Records from a dataset

** START **

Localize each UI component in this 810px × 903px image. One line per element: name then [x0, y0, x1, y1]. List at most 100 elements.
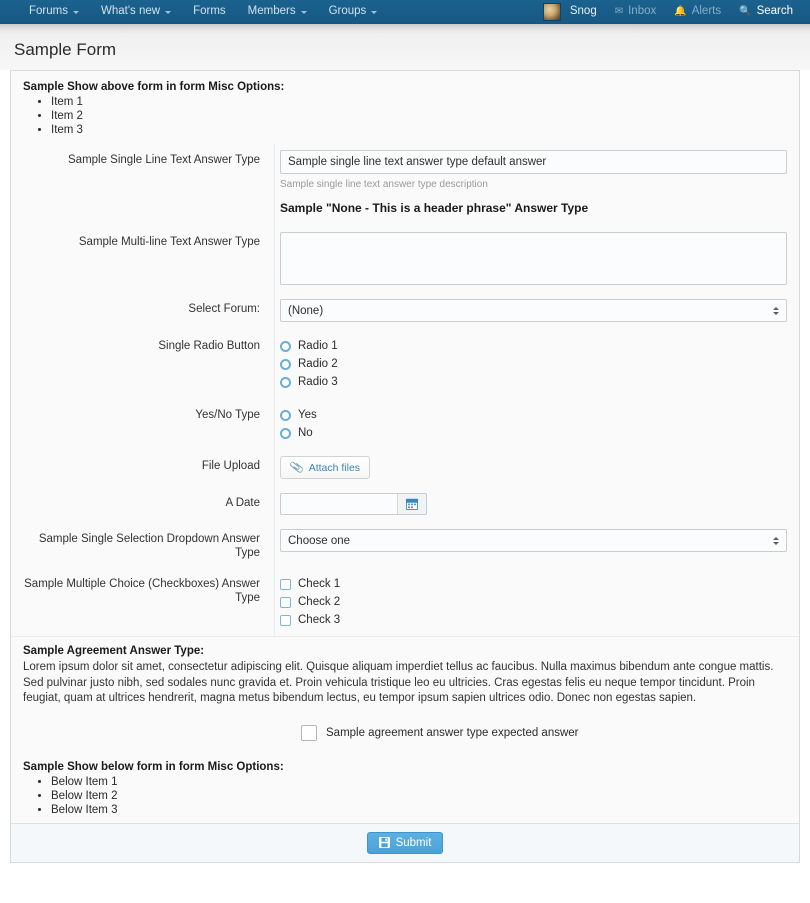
misc-options-above: Sample Show above form in form Misc Opti… [11, 71, 799, 143]
single-selection-dropdown[interactable]: Choose one [280, 529, 787, 552]
checkbox-icon[interactable] [280, 614, 291, 626]
calendar-icon [406, 498, 418, 510]
field-control: Sample "None - This is a header phrase" … [274, 201, 787, 215]
field-control [274, 232, 787, 285]
multi-line-text-input[interactable] [280, 232, 787, 285]
list-item: Item 1 [51, 95, 787, 109]
nav-item-groups[interactable]: Groups [318, 0, 389, 23]
field-label: Select Forum: [188, 303, 260, 315]
field-label: Sample Multi-line Text Answer Type [78, 236, 260, 248]
radio-option-label: Radio 2 [298, 358, 338, 370]
field-control: Yes No [274, 405, 787, 442]
form-row-date: A Date [11, 486, 799, 522]
radio-option-2[interactable]: Radio 2 [280, 355, 787, 373]
select-forum-value: (None) [288, 304, 324, 317]
radio-icon[interactable] [280, 376, 291, 388]
radio-option-3[interactable]: Radio 3 [280, 373, 787, 391]
page-title: Sample Form [14, 40, 117, 59]
field-label: Single Radio Button [158, 340, 260, 352]
list-item: Item 3 [51, 123, 787, 137]
form-panel: Sample Show above form in form Misc Opti… [10, 70, 800, 823]
nav-item-alerts[interactable]: 🔔 Alerts [665, 0, 730, 23]
form-row-single-radio: Single Radio Button Radio 1 Radio 2 Radi… [11, 329, 799, 398]
agreement-confirm-row[interactable]: Sample agreement answer type expected an… [23, 707, 787, 747]
nav-item-forums[interactable]: Forums [18, 0, 90, 23]
agreement-checkbox-icon[interactable] [301, 724, 317, 741]
radio-option-label: Radio 1 [298, 340, 338, 352]
radio-icon[interactable] [280, 340, 291, 352]
list-item: Below Item 2 [51, 789, 787, 803]
form-rows: Sample Single Line Text Answer Type Samp… [11, 143, 799, 636]
misc-options-below: Sample Show below form in form Misc Opti… [11, 750, 799, 823]
checkbox-option-label: Check 3 [298, 614, 341, 626]
field-control: (None) [274, 299, 787, 322]
nav-item-inbox[interactable]: ✉ Inbox [606, 0, 666, 23]
page-title-bar: Sample Form [0, 34, 810, 70]
nav-item-label: Members [247, 5, 296, 17]
list-item: Below Item 3 [51, 803, 787, 817]
select-updown-icon [773, 536, 779, 545]
checkbox-option-3[interactable]: Check 3 [280, 611, 787, 629]
yesno-option-label: No [298, 427, 313, 439]
nav-item-search[interactable]: 🔍 Search [730, 0, 802, 23]
form-row-dropdown: Sample Single Selection Dropdown Answer … [11, 522, 799, 567]
submit-button[interactable]: Submit [366, 831, 444, 854]
radio-icon[interactable] [280, 427, 291, 439]
submit-button-label: Submit [395, 836, 432, 849]
field-description: Sample single line text answer type desc… [280, 179, 488, 190]
nav-item-members[interactable]: Members [237, 0, 318, 23]
checkbox-icon[interactable] [280, 596, 291, 608]
yesno-option-no[interactable]: No [280, 424, 787, 442]
date-picker-button[interactable] [397, 494, 426, 514]
field-control: Radio 1 Radio 2 Radio 3 [274, 336, 787, 391]
attach-files-button[interactable]: 📎 Attach files [280, 456, 371, 479]
field-label: File Upload [201, 460, 260, 472]
nav-item-label: Alerts [691, 5, 722, 17]
nav-item-label: Groups [328, 5, 367, 17]
date-input[interactable] [281, 494, 397, 514]
dropdown-value: Choose one [288, 534, 351, 547]
field-label: Yes/No Type [195, 409, 260, 421]
single-line-text-input[interactable] [280, 150, 787, 174]
nav-item-whats-new[interactable]: What's new [90, 0, 182, 23]
nav-item-label: Forms [193, 5, 226, 17]
chevron-down-icon [165, 11, 172, 14]
checkbox-icon[interactable] [280, 578, 291, 590]
checkbox-option-1[interactable]: Check 1 [280, 575, 787, 593]
submit-bar: Submit [10, 822, 800, 863]
select-forum-dropdown[interactable]: (None) [280, 299, 787, 322]
list-item: Item 2 [51, 109, 787, 123]
checkbox-option-2[interactable]: Check 2 [280, 593, 787, 611]
field-label: Sample Single Selection Dropdown Answer … [38, 533, 260, 559]
misc-above-title: Sample Show above form in form Misc Opti… [23, 81, 285, 93]
form-row-yes-no: Yes/No Type Yes No [11, 398, 799, 449]
form-row-checkboxes: Sample Multiple Choice (Checkboxes) Answ… [11, 567, 799, 636]
form-row-single-line-text: Sample Single Line Text Answer Type Samp… [11, 143, 799, 197]
nav-item-forms[interactable]: Forms [182, 0, 237, 23]
form-row-multi-line-text: Sample Multi-line Text Answer Type [11, 225, 799, 292]
save-icon [378, 837, 390, 848]
chevron-down-icon [72, 11, 79, 14]
nav-left-group: Forums What's new Forms Members Groups [18, 0, 388, 23]
field-control [274, 493, 787, 515]
chevron-down-icon [300, 11, 307, 14]
form-row-file-upload: File Upload 📎 Attach files [11, 449, 799, 486]
yesno-option-yes[interactable]: Yes [280, 406, 787, 424]
checkbox-option-label: Check 2 [298, 596, 341, 608]
nav-right-group: Snog ✉ Inbox 🔔 Alerts 🔍 Search [534, 0, 802, 23]
field-control: Choose one [274, 529, 787, 552]
page-top-strip [0, 23, 810, 34]
misc-below-title: Sample Show below form in form Misc Opti… [23, 760, 284, 773]
radio-option-1[interactable]: Radio 1 [280, 337, 787, 355]
radio-option-label: Radio 3 [298, 376, 338, 388]
agreement-confirm-label: Sample agreement answer type expected an… [326, 726, 579, 739]
field-control: Sample single line text answer type desc… [274, 150, 787, 190]
field-label: Sample Multiple Choice (Checkboxes) Answ… [24, 578, 260, 604]
nav-item-account[interactable]: Snog [534, 0, 606, 23]
misc-above-list: Item 1 Item 2 Item 3 [23, 95, 787, 137]
radio-icon[interactable] [280, 409, 291, 421]
radio-icon[interactable] [280, 358, 291, 370]
misc-below-list: Below Item 1 Below Item 2 Below Item 3 [23, 775, 787, 817]
list-item: Below Item 1 [51, 775, 787, 789]
agreement-text: Lorem ipsum dolor sit amet, consectetur … [23, 661, 774, 704]
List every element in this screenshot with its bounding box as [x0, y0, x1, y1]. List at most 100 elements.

** END **

Reproduce every one of the records above word for word, without changing anything, but leave out the pictures.

--- THE RESPONSE ---
Localize each UI component in this 810px × 903px image. One line per element: name then [x0, y0, x1, y1]. List at most 100 elements.
misc-options-above: Sample Show above form in form Misc Opti… [11, 71, 799, 143]
single-selection-dropdown[interactable]: Choose one [280, 529, 787, 552]
checkbox-icon[interactable] [280, 614, 291, 626]
calendar-icon [406, 498, 418, 510]
field-control: Sample "None - This is a header phrase" … [274, 201, 787, 215]
field-control [274, 232, 787, 285]
multi-line-text-input[interactable] [280, 232, 787, 285]
list-item: Item 1 [51, 95, 787, 109]
nav-item-groups[interactable]: Groups [318, 0, 389, 23]
field-label: Select Forum: [188, 303, 260, 315]
field-label: Sample Multi-line Text Answer Type [78, 236, 260, 248]
radio-option-label: Radio 2 [298, 358, 338, 370]
field-control: Yes No [274, 405, 787, 442]
form-row-date: A Date [11, 486, 799, 522]
radio-option-2[interactable]: Radio 2 [280, 355, 787, 373]
select-forum-value: (None) [288, 304, 324, 317]
radio-icon[interactable] [280, 376, 291, 388]
radio-option-3[interactable]: Radio 3 [280, 373, 787, 391]
page-title: Sample Form [14, 40, 117, 59]
field-label: Single Radio Button [158, 340, 260, 352]
list-item: Item 3 [51, 123, 787, 137]
form-panel: Sample Show above form in form Misc Opti… [10, 70, 800, 823]
nav-item-alerts[interactable]: 🔔 Alerts [665, 0, 730, 23]
form-row-single-radio: Single Radio Button Radio 1 Radio 2 Radi… [11, 329, 799, 398]
agreement-confirm-row[interactable]: Sample agreement answer type expected an… [23, 707, 787, 747]
nav-item-forums[interactable]: Forums [18, 0, 90, 23]
agreement-checkbox-icon[interactable] [301, 724, 317, 741]
radio-option-label: Radio 1 [298, 340, 338, 352]
radio-icon[interactable] [280, 340, 291, 352]
list-item: Below Item 2 [51, 789, 787, 803]
form-rows: Sample Single Line Text Answer Type Samp… [11, 143, 799, 636]
misc-options-below: Sample Show below form in form Misc Opti… [11, 750, 799, 823]
checkbox-option-label: Check 3 [298, 614, 341, 626]
field-control: (None) [274, 299, 787, 322]
nav-item-inbox[interactable]: ✉ Inbox [606, 0, 666, 23]
page-title-bar: Sample Form [0, 34, 810, 70]
nav-item-label: Members [247, 5, 296, 17]
list-item: Below Item 3 [51, 803, 787, 817]
select-updown-icon [773, 536, 779, 545]
checkbox-option-3[interactable]: Check 3 [280, 611, 787, 629]
yesno-option-label: No [298, 427, 313, 439]
nav-item-search[interactable]: 🔍 Search [730, 0, 802, 23]
form-row-dropdown: Sample Single Selection Dropdown Answer … [11, 522, 799, 567]
submit-button[interactable]: Submit [366, 831, 444, 854]
radio-icon[interactable] [280, 427, 291, 439]
submit-button-label: Submit [395, 836, 432, 849]
field-description: Sample single line text answer type desc… [280, 179, 488, 190]
nav-item-members[interactable]: Members [237, 0, 318, 23]
checkbox-icon[interactable] [280, 596, 291, 608]
yesno-option-no[interactable]: No [280, 424, 787, 442]
date-picker-button[interactable] [397, 494, 426, 514]
field-control: Radio 1 Radio 2 Radio 3 [274, 336, 787, 391]
attach-files-button[interactable]: 📎 Attach files [280, 456, 371, 479]
field-label: File Upload [201, 460, 260, 472]
nav-item-label: Alerts [691, 5, 722, 17]
nav-item-label: Groups [328, 5, 367, 17]
date-input[interactable] [281, 494, 397, 514]
dropdown-value: Choose one [288, 534, 351, 547]
field-label: Yes/No Type [195, 409, 260, 421]
single-line-text-input[interactable] [280, 150, 787, 174]
nav-item-whats-new[interactable]: What's new [90, 0, 182, 23]
nav-item-label: Forms [193, 5, 226, 17]
chevron-down-icon [165, 11, 172, 14]
checkbox-icon[interactable] [280, 578, 291, 590]
checkbox-option-1[interactable]: Check 1 [280, 575, 787, 593]
submit-bar: Submit [10, 822, 800, 863]
select-forum-dropdown[interactable]: (None) [280, 299, 787, 322]
list-item: Item 2 [51, 109, 787, 123]
checkbox-option-2[interactable]: Check 2 [280, 593, 787, 611]
field-label: Sample Single Selection Dropdown Answer … [38, 533, 260, 559]
misc-above-title: Sample Show above form in form Misc Opti… [23, 81, 285, 93]
form-row-yes-no: Yes/No Type Yes No [11, 398, 799, 449]
form-row-checkboxes: Sample Multiple Choice (Checkboxes) Answ… [11, 567, 799, 636]
form-row-single-line-text: Sample Single Line Text Answer Type Samp… [11, 143, 799, 197]
nav-item-forms[interactable]: Forms [182, 0, 237, 23]
form-row-multi-line-text: Sample Multi-line Text Answer Type [11, 225, 799, 292]
save-icon [378, 837, 390, 848]
chevron-down-icon [72, 11, 79, 14]
nav-left-group: Forums What's new Forms Members Groups [18, 0, 388, 23]
field-control [274, 493, 787, 515]
chevron-down-icon [300, 11, 307, 14]
form-row-file-upload: File Upload 📎 Attach files [11, 449, 799, 486]
yesno-option-yes[interactable]: Yes [280, 406, 787, 424]
checkbox-option-label: Check 2 [298, 596, 341, 608]
nav-right-group: Snog ✉ Inbox 🔔 Alerts 🔍 Search [534, 0, 802, 23]
field-control: Choose one [274, 529, 787, 552]
page-top-strip [0, 23, 810, 34]
misc-below-title: Sample Show below form in form Misc Opti… [23, 760, 284, 773]
radio-option-1[interactable]: Radio 1 [280, 337, 787, 355]
radio-option-label: Radio 3 [298, 376, 338, 388]
agreement-confirm-label: Sample agreement answer type expected an… [326, 726, 579, 739]
field-control: Sample single line text answer type desc… [274, 150, 787, 190]
field-label: Sample Multiple Choice (Checkboxes) Answ… [24, 578, 260, 604]
nav-item-account[interactable]: Snog [534, 0, 606, 23]
misc-above-list: Item 1 Item 2 Item 3 [23, 95, 787, 137]
radio-icon[interactable] [280, 409, 291, 421]
radio-icon[interactable] [280, 358, 291, 370]
misc-below-list: Below Item 1 Below Item 2 Below Item 3 [23, 775, 787, 817]
list-item: Below Item 1 [51, 775, 787, 789]
agreement-text: Lorem ipsum dolor sit amet, consectetur … [23, 661, 774, 704]
List every element in this screenshot with its bounding box as [x0, y0, x1, y1]. List at most 100 elements.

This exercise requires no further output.